Search the data for the string "handle" and extract every line where it appears.

[Stored items from a collection]
★ ★ ★ ★ ★
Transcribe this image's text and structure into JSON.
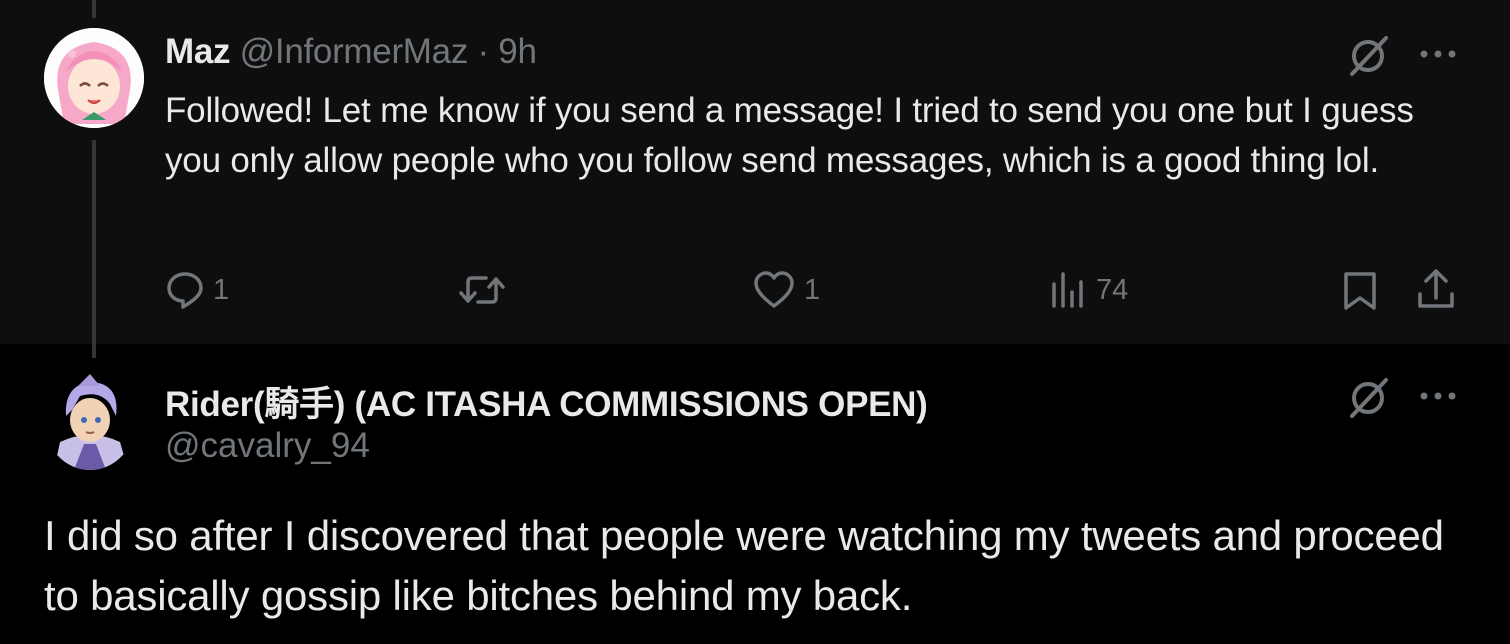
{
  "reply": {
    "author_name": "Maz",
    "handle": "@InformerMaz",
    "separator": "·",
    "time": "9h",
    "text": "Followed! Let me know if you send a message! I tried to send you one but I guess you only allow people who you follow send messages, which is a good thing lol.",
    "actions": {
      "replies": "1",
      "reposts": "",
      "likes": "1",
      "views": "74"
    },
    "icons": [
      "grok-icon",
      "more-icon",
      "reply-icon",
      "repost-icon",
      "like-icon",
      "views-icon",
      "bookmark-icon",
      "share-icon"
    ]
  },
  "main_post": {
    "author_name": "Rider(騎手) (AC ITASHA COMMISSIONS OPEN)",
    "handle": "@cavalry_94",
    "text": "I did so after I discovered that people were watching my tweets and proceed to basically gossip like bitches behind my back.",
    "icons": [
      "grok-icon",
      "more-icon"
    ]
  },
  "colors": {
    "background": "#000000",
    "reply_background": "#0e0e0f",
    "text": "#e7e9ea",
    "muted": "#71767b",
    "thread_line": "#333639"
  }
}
★ ★ ★ ★ ★
* TASK RESULT *
    "handle": "@InformerMaz",
    "handle": "@cavalry_94",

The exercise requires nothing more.